§ WHAT IS BEING ASKED: How many lines in the entries below include the string "Events"? Answer with the number only.

+++ DATASET RECORDS +++

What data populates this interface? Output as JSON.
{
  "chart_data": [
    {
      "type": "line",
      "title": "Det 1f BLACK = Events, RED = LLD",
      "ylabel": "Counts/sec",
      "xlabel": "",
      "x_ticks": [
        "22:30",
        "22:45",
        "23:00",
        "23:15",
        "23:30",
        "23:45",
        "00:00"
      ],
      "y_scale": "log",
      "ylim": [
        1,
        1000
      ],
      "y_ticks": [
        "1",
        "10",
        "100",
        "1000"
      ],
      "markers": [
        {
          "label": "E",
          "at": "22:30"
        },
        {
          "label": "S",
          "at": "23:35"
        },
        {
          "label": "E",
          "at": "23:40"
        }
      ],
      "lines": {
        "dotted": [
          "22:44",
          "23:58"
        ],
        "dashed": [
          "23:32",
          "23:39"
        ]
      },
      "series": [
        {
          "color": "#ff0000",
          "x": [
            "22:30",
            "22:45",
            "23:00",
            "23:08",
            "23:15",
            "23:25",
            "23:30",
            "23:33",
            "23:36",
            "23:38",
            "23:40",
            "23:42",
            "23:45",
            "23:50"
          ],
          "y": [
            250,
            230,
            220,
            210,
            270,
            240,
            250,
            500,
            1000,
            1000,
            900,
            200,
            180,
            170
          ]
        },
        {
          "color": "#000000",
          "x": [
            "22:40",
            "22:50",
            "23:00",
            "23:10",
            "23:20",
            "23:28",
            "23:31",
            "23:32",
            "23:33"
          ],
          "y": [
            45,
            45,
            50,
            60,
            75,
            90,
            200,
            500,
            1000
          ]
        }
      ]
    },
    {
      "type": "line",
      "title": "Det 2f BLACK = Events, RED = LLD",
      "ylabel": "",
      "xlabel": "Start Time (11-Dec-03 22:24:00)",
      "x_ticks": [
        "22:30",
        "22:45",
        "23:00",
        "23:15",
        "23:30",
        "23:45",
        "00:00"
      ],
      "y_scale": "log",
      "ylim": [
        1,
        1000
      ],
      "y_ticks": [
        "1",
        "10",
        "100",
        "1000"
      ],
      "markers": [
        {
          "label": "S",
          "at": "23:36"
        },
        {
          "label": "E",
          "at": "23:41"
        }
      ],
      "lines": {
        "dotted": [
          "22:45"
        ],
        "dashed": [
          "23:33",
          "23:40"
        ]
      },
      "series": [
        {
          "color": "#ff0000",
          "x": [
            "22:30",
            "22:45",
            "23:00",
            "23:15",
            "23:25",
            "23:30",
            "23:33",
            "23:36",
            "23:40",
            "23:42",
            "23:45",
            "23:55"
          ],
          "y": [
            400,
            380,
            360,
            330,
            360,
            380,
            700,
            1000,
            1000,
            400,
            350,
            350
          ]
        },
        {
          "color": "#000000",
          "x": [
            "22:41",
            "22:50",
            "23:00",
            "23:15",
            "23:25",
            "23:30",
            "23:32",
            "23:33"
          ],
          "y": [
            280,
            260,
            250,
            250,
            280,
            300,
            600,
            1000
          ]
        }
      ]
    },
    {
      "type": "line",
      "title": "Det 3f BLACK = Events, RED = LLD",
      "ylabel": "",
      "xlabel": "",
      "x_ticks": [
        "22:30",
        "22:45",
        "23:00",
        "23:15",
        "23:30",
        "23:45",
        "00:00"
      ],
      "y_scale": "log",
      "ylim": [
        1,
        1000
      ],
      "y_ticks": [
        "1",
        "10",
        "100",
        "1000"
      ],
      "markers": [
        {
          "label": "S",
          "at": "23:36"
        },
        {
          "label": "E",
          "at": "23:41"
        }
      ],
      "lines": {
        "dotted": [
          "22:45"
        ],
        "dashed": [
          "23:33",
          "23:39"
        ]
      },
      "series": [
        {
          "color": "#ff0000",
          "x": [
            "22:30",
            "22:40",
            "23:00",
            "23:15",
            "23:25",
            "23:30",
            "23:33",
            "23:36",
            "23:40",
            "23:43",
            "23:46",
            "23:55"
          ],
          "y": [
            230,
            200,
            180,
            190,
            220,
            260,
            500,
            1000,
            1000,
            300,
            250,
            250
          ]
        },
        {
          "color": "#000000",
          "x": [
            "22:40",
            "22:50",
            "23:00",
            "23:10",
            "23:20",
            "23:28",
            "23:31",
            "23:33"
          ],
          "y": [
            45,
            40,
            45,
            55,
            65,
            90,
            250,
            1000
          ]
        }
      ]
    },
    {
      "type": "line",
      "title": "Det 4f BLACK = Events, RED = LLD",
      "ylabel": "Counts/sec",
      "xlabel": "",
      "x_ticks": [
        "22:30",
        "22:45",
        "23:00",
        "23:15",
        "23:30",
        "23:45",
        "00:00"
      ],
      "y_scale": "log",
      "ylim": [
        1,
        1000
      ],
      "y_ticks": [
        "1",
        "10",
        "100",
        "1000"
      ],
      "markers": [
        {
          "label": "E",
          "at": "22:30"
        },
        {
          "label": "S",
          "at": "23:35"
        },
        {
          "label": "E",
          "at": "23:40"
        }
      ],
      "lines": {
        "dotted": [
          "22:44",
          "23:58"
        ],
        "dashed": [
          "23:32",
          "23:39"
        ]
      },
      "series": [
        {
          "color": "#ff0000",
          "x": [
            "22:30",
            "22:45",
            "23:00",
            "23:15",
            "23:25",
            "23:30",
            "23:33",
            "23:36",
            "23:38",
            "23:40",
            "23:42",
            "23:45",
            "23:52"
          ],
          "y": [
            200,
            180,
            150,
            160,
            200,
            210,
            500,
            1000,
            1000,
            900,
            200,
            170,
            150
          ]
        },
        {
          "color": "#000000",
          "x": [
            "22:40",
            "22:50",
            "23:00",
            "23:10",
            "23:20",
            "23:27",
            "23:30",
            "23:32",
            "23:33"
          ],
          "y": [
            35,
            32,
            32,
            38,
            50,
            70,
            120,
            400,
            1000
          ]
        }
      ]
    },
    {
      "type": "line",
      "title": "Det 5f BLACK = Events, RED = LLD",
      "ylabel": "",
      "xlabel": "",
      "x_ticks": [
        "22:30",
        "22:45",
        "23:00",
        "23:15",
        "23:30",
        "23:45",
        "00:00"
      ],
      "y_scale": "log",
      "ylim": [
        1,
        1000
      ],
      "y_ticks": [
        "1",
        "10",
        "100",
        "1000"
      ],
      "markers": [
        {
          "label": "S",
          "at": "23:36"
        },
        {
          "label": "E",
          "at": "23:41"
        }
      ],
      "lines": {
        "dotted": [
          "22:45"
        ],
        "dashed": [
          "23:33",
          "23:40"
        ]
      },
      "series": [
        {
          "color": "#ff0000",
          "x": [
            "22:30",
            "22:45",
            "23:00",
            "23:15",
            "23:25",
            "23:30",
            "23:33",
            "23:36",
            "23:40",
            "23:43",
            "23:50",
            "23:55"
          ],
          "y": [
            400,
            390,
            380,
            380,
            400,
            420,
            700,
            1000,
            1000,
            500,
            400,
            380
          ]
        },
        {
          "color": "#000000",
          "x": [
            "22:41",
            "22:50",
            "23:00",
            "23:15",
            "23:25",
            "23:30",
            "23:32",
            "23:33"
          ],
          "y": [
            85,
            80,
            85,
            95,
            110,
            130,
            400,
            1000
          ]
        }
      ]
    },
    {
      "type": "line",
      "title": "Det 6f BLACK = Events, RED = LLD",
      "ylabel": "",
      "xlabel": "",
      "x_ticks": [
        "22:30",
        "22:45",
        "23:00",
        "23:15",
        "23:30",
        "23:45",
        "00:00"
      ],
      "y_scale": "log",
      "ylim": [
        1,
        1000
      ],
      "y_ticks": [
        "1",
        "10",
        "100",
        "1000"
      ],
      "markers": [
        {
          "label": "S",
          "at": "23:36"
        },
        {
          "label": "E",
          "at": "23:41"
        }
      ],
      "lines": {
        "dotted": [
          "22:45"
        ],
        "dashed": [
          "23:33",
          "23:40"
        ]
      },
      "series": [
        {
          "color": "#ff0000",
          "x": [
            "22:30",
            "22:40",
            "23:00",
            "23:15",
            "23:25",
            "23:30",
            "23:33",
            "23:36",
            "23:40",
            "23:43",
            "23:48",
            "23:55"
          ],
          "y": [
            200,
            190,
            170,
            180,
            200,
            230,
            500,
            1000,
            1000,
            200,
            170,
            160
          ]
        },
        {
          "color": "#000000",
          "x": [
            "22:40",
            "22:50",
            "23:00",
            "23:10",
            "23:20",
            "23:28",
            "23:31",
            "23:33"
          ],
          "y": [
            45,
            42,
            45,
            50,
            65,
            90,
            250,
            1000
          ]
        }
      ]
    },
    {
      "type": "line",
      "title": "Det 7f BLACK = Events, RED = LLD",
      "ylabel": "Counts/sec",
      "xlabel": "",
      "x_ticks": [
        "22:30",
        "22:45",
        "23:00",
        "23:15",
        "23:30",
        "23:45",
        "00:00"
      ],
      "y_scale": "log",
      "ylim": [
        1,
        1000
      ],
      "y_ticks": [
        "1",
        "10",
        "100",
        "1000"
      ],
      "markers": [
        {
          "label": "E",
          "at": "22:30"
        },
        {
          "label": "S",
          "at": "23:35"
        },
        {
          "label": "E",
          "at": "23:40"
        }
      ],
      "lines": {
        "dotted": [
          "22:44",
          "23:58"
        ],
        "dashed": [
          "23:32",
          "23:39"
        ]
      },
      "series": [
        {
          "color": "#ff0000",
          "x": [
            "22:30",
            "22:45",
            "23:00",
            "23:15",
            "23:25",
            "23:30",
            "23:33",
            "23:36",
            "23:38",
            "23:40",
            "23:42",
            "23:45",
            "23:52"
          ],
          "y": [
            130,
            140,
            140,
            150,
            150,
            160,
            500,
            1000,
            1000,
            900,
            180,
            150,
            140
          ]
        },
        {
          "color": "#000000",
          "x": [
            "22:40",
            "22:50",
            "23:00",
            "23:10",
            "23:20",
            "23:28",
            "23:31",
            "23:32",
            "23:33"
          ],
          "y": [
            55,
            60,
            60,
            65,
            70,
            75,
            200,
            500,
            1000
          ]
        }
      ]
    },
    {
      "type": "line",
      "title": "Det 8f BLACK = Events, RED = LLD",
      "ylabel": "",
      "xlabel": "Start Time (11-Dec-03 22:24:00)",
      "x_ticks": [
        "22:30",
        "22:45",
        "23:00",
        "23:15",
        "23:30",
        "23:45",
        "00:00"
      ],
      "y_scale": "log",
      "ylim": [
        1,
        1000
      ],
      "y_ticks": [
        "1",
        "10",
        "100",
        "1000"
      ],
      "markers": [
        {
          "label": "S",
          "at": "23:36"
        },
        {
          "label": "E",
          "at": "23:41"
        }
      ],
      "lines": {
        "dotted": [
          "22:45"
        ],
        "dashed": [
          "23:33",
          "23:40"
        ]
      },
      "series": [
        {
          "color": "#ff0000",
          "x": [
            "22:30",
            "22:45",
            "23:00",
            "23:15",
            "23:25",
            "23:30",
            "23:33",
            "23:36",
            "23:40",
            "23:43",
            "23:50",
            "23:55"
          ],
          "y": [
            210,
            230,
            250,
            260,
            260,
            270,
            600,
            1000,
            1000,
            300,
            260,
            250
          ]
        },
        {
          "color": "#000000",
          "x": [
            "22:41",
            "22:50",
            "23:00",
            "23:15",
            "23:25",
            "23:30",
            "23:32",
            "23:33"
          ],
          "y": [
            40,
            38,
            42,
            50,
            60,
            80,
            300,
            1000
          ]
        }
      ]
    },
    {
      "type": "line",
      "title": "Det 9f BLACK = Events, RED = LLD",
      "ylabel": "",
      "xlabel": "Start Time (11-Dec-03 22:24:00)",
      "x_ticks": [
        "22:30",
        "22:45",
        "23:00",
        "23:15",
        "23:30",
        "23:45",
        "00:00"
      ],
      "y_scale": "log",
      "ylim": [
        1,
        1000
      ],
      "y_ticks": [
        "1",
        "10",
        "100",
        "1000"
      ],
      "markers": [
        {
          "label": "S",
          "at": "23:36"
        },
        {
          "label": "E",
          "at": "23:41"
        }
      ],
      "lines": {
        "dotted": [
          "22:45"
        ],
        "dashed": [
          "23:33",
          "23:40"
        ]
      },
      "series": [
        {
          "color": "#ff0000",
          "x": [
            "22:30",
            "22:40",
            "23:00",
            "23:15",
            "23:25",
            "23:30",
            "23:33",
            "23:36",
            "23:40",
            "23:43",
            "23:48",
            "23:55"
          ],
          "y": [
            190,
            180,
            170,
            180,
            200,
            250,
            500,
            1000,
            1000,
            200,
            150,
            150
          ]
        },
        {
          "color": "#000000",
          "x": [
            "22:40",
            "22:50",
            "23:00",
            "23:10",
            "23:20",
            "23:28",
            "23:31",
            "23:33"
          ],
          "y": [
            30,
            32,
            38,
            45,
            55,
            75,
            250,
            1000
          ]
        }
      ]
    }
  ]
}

+++

§ SOLVED EXERCISE: 9